[Layout-Koordinatendaten]
╔══

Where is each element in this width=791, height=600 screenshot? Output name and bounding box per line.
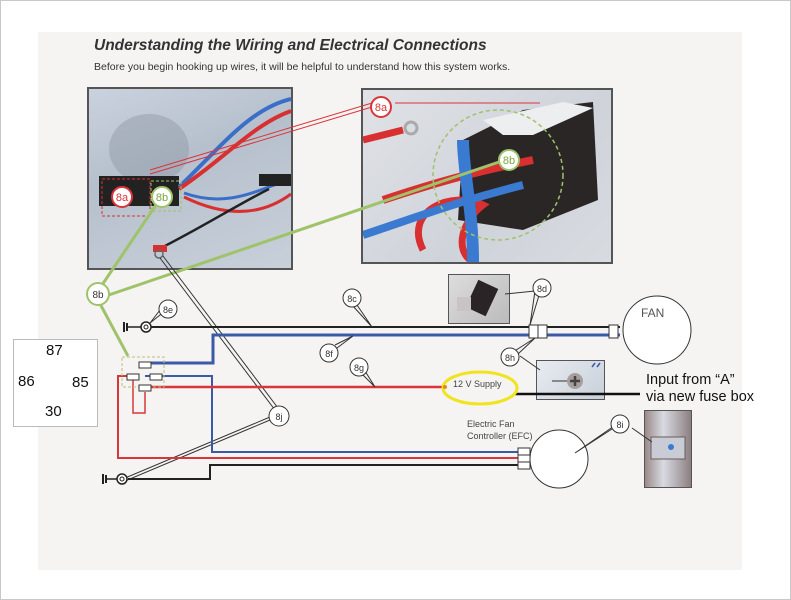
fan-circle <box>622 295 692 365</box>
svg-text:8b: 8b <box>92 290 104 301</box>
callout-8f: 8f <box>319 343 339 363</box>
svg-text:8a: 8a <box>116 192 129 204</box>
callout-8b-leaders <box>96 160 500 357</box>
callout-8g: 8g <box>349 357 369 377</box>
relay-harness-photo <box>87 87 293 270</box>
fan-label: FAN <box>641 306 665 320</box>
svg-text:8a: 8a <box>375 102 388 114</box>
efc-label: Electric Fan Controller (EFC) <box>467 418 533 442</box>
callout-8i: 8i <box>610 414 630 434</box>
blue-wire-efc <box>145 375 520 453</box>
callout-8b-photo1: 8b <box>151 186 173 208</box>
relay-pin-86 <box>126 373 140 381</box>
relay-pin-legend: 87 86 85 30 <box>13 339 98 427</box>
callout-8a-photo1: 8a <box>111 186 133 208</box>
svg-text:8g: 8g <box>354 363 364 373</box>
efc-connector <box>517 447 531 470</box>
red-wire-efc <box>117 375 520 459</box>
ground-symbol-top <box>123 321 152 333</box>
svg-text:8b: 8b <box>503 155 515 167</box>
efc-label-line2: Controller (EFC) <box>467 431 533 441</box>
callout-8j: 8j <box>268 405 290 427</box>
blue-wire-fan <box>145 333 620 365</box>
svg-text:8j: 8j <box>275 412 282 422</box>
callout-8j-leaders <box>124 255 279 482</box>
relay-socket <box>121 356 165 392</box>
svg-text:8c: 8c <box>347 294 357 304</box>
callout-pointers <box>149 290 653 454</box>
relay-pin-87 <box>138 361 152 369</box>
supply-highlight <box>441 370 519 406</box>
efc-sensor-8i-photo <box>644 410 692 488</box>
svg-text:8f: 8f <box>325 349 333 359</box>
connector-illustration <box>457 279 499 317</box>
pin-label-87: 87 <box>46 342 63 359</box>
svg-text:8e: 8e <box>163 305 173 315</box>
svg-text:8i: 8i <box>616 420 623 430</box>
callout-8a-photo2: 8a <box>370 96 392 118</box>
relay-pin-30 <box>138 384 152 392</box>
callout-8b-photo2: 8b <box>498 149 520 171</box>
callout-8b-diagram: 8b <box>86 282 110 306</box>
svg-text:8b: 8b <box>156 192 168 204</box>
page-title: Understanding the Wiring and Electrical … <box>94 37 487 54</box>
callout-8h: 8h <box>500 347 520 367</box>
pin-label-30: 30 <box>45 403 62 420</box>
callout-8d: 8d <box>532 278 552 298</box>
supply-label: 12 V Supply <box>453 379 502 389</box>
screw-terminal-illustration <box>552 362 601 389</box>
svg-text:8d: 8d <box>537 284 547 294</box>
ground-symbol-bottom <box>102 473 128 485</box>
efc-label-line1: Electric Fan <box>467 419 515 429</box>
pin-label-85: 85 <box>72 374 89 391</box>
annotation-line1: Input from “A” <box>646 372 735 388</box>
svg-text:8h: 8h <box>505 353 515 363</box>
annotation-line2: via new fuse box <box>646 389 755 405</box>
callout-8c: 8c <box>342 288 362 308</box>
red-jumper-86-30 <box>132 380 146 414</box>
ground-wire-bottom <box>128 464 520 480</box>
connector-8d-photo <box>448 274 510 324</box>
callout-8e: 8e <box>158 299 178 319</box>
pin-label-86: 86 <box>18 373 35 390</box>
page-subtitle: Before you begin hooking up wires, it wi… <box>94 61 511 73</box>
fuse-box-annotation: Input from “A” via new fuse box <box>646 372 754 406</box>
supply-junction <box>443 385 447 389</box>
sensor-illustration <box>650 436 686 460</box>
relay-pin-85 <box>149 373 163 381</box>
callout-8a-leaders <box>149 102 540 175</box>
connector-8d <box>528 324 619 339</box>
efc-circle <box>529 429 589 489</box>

╚══
╔══

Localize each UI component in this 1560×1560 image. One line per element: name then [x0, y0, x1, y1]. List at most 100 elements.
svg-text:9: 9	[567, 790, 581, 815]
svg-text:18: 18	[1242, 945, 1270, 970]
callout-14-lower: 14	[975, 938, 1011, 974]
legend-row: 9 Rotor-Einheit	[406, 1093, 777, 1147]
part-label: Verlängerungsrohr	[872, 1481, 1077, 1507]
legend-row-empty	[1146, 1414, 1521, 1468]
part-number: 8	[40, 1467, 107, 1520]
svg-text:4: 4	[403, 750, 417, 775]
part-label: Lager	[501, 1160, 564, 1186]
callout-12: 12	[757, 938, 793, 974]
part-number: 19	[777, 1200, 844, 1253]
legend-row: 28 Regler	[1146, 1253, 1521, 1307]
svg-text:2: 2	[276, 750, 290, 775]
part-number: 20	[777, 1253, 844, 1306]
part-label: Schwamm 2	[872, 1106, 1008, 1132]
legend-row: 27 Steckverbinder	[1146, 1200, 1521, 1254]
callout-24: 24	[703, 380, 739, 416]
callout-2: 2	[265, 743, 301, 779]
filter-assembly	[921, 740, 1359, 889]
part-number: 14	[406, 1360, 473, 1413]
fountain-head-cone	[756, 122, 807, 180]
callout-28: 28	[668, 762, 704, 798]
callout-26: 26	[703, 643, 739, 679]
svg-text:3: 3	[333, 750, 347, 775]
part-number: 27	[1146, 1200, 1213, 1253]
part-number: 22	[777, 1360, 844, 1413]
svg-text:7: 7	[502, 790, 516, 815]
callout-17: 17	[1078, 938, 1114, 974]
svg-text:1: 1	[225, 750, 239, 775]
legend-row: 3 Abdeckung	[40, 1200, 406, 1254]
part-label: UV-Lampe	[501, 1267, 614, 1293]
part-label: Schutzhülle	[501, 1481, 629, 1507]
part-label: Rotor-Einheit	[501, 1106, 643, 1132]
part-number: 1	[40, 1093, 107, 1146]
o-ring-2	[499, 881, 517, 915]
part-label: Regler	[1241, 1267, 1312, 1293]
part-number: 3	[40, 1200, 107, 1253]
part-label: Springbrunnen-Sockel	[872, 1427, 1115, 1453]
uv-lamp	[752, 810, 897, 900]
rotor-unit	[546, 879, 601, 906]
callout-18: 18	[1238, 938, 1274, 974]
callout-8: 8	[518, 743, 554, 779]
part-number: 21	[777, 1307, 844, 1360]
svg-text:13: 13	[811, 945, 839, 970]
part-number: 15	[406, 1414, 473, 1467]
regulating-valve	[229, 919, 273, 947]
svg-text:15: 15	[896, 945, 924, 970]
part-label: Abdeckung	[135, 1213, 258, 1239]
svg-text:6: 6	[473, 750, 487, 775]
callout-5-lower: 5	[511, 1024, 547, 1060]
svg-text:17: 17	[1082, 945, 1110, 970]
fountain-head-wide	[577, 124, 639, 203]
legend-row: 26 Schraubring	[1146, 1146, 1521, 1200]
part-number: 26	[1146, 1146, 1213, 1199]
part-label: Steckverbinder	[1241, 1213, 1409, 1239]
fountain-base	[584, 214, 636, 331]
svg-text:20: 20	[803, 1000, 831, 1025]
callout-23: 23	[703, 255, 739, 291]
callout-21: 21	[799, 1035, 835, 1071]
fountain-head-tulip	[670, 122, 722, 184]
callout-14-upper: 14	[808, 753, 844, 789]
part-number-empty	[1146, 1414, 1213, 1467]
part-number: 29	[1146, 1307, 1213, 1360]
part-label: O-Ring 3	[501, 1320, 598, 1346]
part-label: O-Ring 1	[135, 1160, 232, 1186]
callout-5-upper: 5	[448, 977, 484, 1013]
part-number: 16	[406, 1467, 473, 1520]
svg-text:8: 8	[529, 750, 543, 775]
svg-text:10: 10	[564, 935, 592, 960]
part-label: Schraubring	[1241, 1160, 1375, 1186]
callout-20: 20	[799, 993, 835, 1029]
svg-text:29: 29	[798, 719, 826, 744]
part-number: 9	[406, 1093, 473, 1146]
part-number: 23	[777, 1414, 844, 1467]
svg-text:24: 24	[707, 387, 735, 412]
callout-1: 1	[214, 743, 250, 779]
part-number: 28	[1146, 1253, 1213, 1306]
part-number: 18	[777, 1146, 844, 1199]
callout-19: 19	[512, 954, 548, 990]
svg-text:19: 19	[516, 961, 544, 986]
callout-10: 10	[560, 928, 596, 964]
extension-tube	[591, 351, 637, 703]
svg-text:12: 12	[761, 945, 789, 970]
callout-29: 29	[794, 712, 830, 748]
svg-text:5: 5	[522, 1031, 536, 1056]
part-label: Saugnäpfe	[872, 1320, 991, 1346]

╚══

◆ **Aufgabe**:
Schreib die Einträge zwischen der Zeile mit "Localize each UI" und der Zeile mit "1213, 258, 1239]", beide eingeschlossen, noch einmal ab und tausche dabei "UV-Lampe" gegen "UV-Leuchte". Alles andere bleibt gleich.

◆ **Ergebnis**:
Localize each UI component in this 1560×1560 image. One line per element: name then [x0, y0, x1, y1]. List at most 100 elements.
svg-text:9: 9	[567, 790, 581, 815]
svg-text:18: 18	[1242, 945, 1270, 970]
callout-14-lower: 14	[975, 938, 1011, 974]
legend-row: 9 Rotor-Einheit	[406, 1093, 777, 1147]
part-label: Verlängerungsrohr	[872, 1481, 1077, 1507]
legend-row-empty	[1146, 1414, 1521, 1468]
part-number: 8	[40, 1467, 107, 1520]
svg-text:4: 4	[403, 750, 417, 775]
part-label: Lager	[501, 1160, 564, 1186]
callout-12: 12	[757, 938, 793, 974]
part-number: 19	[777, 1200, 844, 1253]
legend-row: 28 Regler	[1146, 1253, 1521, 1307]
svg-text:2: 2	[276, 750, 290, 775]
part-number: 20	[777, 1253, 844, 1306]
part-label: Schwamm 2	[872, 1106, 1008, 1132]
legend-row: 27 Steckverbinder	[1146, 1200, 1521, 1254]
callout-24: 24	[703, 380, 739, 416]
callout-2: 2	[265, 743, 301, 779]
filter-assembly	[921, 740, 1359, 889]
part-number: 14	[406, 1360, 473, 1413]
fountain-head-cone	[756, 122, 807, 180]
callout-28: 28	[668, 762, 704, 798]
callout-26: 26	[703, 643, 739, 679]
svg-text:3: 3	[333, 750, 347, 775]
part-number: 27	[1146, 1200, 1213, 1253]
part-number: 22	[777, 1360, 844, 1413]
svg-text:7: 7	[502, 790, 516, 815]
callout-17: 17	[1078, 938, 1114, 974]
svg-text:1: 1	[225, 750, 239, 775]
legend-row: 3 Abdeckung	[40, 1200, 406, 1254]
part-label: UV-Leuchte	[501, 1267, 614, 1293]
part-label: Schutzhülle	[501, 1481, 629, 1507]
part-label: Rotor-Einheit	[501, 1106, 643, 1132]
part-number: 1	[40, 1093, 107, 1146]
o-ring-2	[499, 881, 517, 915]
part-label: Regler	[1241, 1267, 1312, 1293]
part-number: 3	[40, 1200, 107, 1253]
part-label: Springbrunnen-Sockel	[872, 1427, 1115, 1453]
uv-lamp	[752, 810, 897, 900]
rotor-unit	[546, 879, 601, 906]
callout-18: 18	[1238, 938, 1274, 974]
callout-8: 8	[518, 743, 554, 779]
part-number: 21	[777, 1307, 844, 1360]
svg-text:13: 13	[811, 945, 839, 970]
part-number: 15	[406, 1414, 473, 1467]
regulating-valve	[229, 919, 273, 947]
svg-text:15: 15	[896, 945, 924, 970]
part-label: Abdeckung	[135, 1213, 258, 1239]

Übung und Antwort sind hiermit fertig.